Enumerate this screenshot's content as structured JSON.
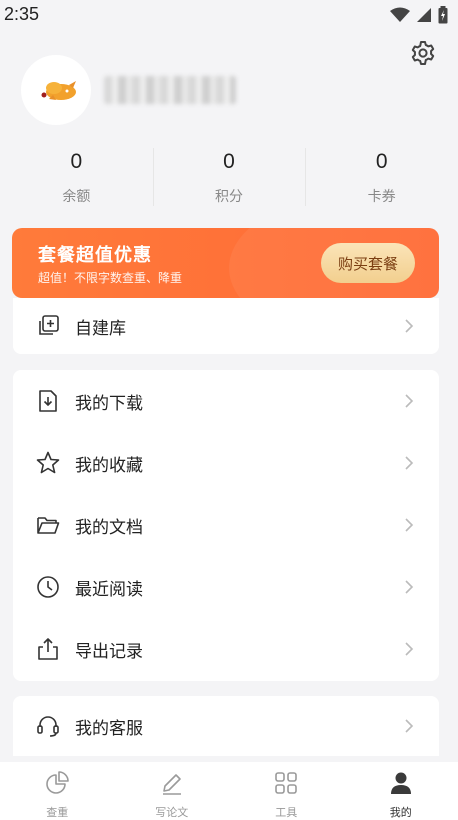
{
  "status": {
    "time": "2:35"
  },
  "stats": [
    {
      "value": "0",
      "label": "余额"
    },
    {
      "value": "0",
      "label": "积分"
    },
    {
      "value": "0",
      "label": "卡券"
    }
  ],
  "promo": {
    "title": "套餐超值优惠",
    "subtitle": "超值！不限字数查重、降重",
    "button": "购买套餐"
  },
  "menu": {
    "card1": [
      {
        "label": "自建库",
        "icon": "add-library-icon"
      }
    ],
    "card2": [
      {
        "label": "我的下载",
        "icon": "download-file-icon"
      },
      {
        "label": "我的收藏",
        "icon": "star-icon"
      },
      {
        "label": "我的文档",
        "icon": "folder-icon"
      },
      {
        "label": "最近阅读",
        "icon": "clock-icon"
      },
      {
        "label": "导出记录",
        "icon": "export-icon"
      }
    ],
    "card3": [
      {
        "label": "我的客服",
        "icon": "headset-icon"
      }
    ]
  },
  "bottom_nav": [
    {
      "label": "查重",
      "icon": "pie-chart-icon",
      "active": false
    },
    {
      "label": "写论文",
      "icon": "pen-icon",
      "active": false
    },
    {
      "label": "工具",
      "icon": "grid-icon",
      "active": false
    },
    {
      "label": "我的",
      "icon": "person-icon",
      "active": true
    }
  ],
  "colors": {
    "accent": "#ff7038",
    "promo_button": "#f2cf8e",
    "background": "#f4f4f6"
  }
}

▸ TASK TO COMPLETE
Repeat the records above exactly, leaving out the pictures.

▸ RESPONSE TO THIS TASK
Enumerate this screenshot's content as structured JSON.
{
  "status": {
    "time": "2:35"
  },
  "stats": [
    {
      "value": "0",
      "label": "余额"
    },
    {
      "value": "0",
      "label": "积分"
    },
    {
      "value": "0",
      "label": "卡券"
    }
  ],
  "promo": {
    "title": "套餐超值优惠",
    "subtitle": "超值！不限字数查重、降重",
    "button": "购买套餐"
  },
  "menu": {
    "card1": [
      {
        "label": "自建库",
        "icon": "add-library-icon"
      }
    ],
    "card2": [
      {
        "label": "我的下载",
        "icon": "download-file-icon"
      },
      {
        "label": "我的收藏",
        "icon": "star-icon"
      },
      {
        "label": "我的文档",
        "icon": "folder-icon"
      },
      {
        "label": "最近阅读",
        "icon": "clock-icon"
      },
      {
        "label": "导出记录",
        "icon": "export-icon"
      }
    ],
    "card3": [
      {
        "label": "我的客服",
        "icon": "headset-icon"
      }
    ]
  },
  "bottom_nav": [
    {
      "label": "查重",
      "icon": "pie-chart-icon",
      "active": false
    },
    {
      "label": "写论文",
      "icon": "pen-icon",
      "active": false
    },
    {
      "label": "工具",
      "icon": "grid-icon",
      "active": false
    },
    {
      "label": "我的",
      "icon": "person-icon",
      "active": true
    }
  ],
  "colors": {
    "accent": "#ff7038",
    "promo_button": "#f2cf8e",
    "background": "#f4f4f6"
  }
}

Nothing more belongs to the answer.